Task description
Collect each line of the entries that holds the string "Company".
[begin Provided entries]
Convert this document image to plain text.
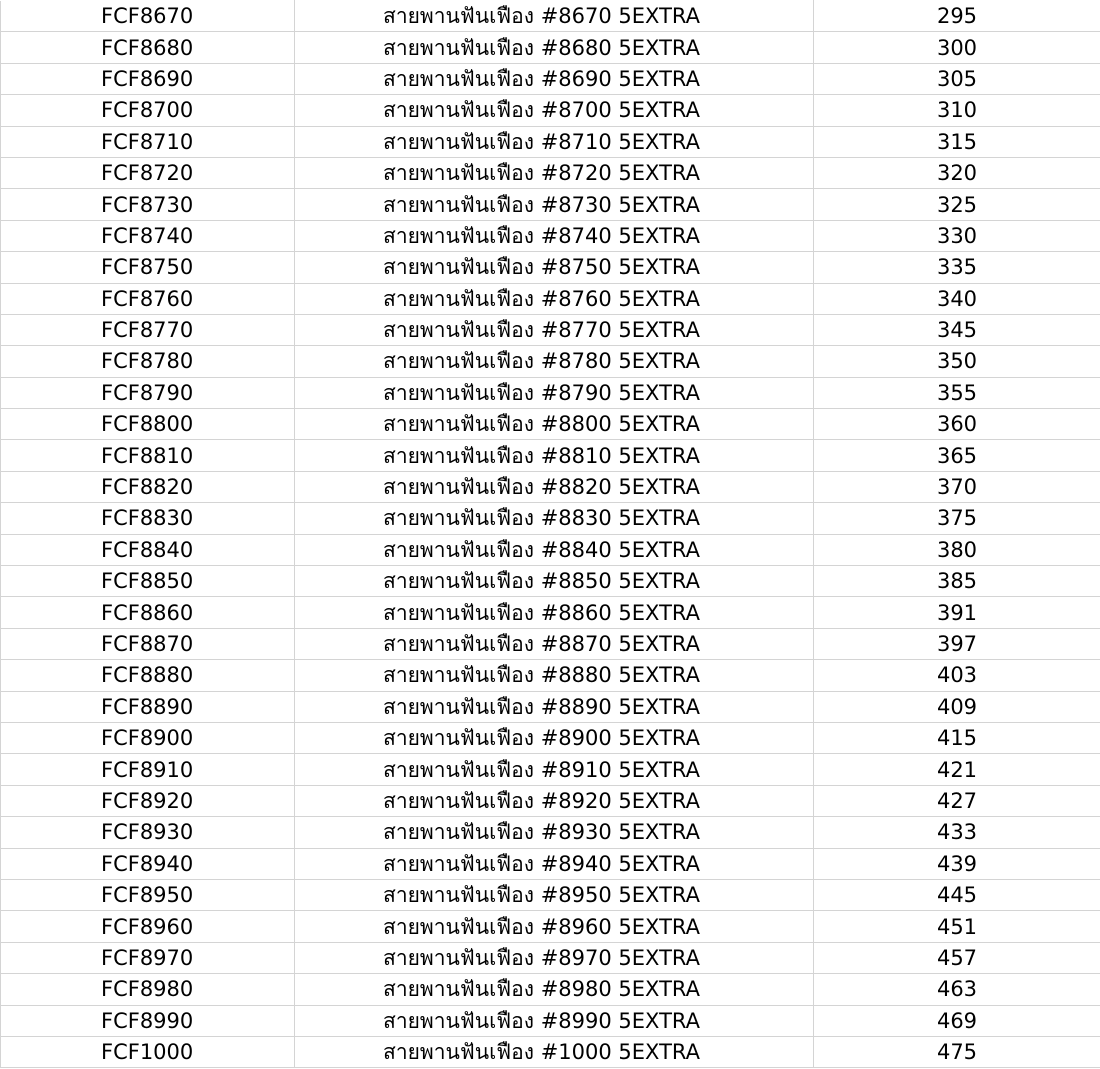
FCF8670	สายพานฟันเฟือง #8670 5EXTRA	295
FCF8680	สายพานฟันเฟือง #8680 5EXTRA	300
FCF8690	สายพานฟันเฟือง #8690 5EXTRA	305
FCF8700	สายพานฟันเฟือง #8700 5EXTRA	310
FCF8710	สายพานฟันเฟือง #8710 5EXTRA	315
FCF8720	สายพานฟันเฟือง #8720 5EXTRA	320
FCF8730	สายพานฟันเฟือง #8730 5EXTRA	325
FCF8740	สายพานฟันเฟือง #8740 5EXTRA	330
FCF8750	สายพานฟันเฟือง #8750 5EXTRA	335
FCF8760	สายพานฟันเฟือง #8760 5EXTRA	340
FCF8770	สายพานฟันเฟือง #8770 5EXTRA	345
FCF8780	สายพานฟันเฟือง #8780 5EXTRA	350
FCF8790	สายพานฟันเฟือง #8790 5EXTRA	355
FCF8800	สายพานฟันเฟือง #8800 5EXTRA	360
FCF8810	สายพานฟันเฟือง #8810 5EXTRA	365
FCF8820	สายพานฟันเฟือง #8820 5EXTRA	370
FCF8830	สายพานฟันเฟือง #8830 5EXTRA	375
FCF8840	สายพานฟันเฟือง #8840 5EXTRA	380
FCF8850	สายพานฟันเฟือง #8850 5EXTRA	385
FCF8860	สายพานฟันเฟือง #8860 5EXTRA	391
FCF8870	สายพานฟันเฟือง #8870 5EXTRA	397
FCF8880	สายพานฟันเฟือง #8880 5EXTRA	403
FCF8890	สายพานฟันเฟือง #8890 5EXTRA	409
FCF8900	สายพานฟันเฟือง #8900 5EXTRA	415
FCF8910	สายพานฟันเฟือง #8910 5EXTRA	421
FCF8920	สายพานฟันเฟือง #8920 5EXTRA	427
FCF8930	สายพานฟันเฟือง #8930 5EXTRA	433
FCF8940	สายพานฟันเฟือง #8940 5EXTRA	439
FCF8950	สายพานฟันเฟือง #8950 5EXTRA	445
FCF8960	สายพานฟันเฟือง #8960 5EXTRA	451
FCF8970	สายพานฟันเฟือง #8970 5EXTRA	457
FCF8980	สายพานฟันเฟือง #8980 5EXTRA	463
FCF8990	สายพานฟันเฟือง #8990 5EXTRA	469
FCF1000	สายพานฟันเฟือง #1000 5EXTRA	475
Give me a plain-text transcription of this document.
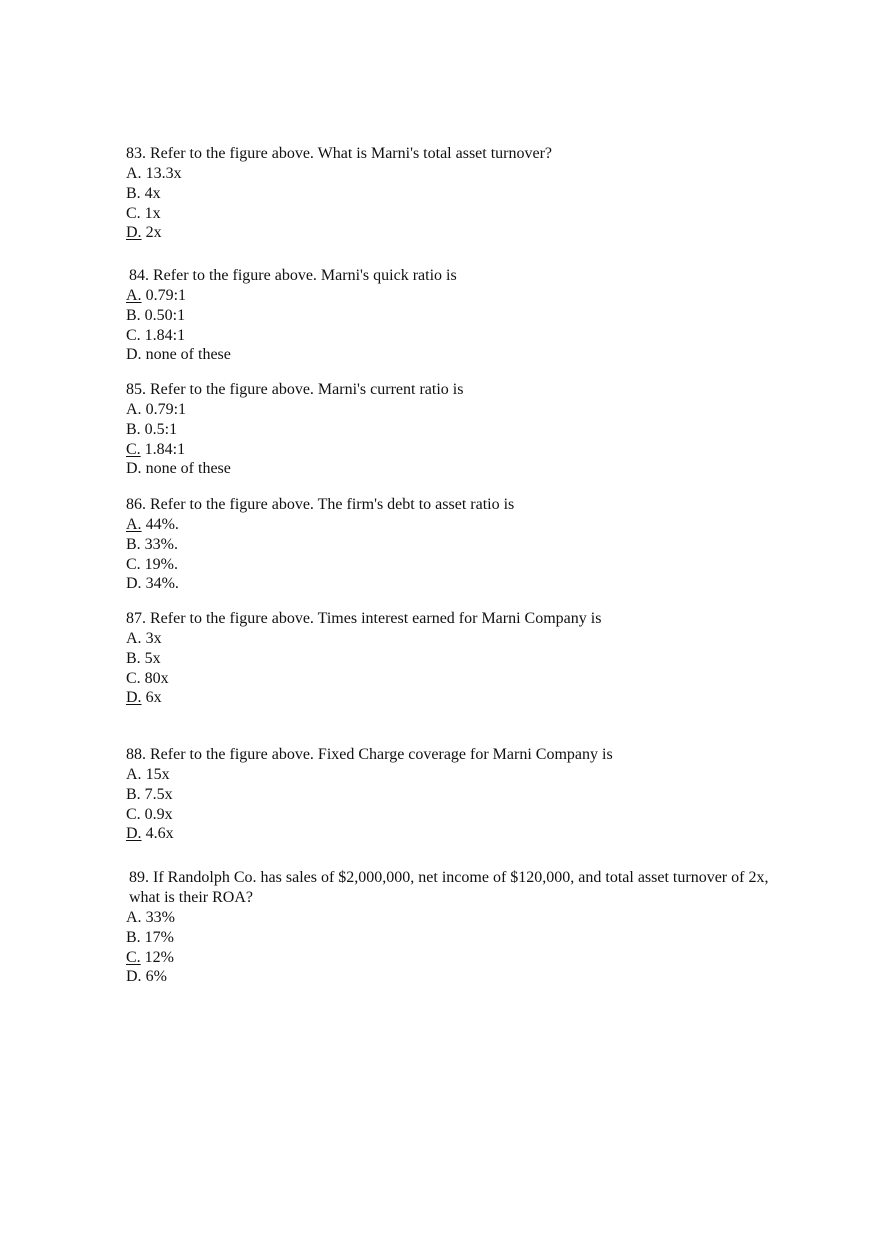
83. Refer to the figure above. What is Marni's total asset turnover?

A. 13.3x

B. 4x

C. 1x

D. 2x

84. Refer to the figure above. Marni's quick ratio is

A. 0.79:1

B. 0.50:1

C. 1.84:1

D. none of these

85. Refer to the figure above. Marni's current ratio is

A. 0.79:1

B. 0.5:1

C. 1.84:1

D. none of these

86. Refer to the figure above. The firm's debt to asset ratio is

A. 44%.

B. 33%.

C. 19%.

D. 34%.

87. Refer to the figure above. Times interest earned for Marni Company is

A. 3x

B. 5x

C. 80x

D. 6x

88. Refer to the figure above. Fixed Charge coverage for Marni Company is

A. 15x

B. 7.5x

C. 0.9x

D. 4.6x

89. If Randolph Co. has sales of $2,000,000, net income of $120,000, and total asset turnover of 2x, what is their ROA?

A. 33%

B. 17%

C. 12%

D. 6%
[end Provided entries]
Finished task
87. Refer to the figure above. Times interest earned for Marni Company is
88. Refer to the figure above. Fixed Charge coverage for Marni Company is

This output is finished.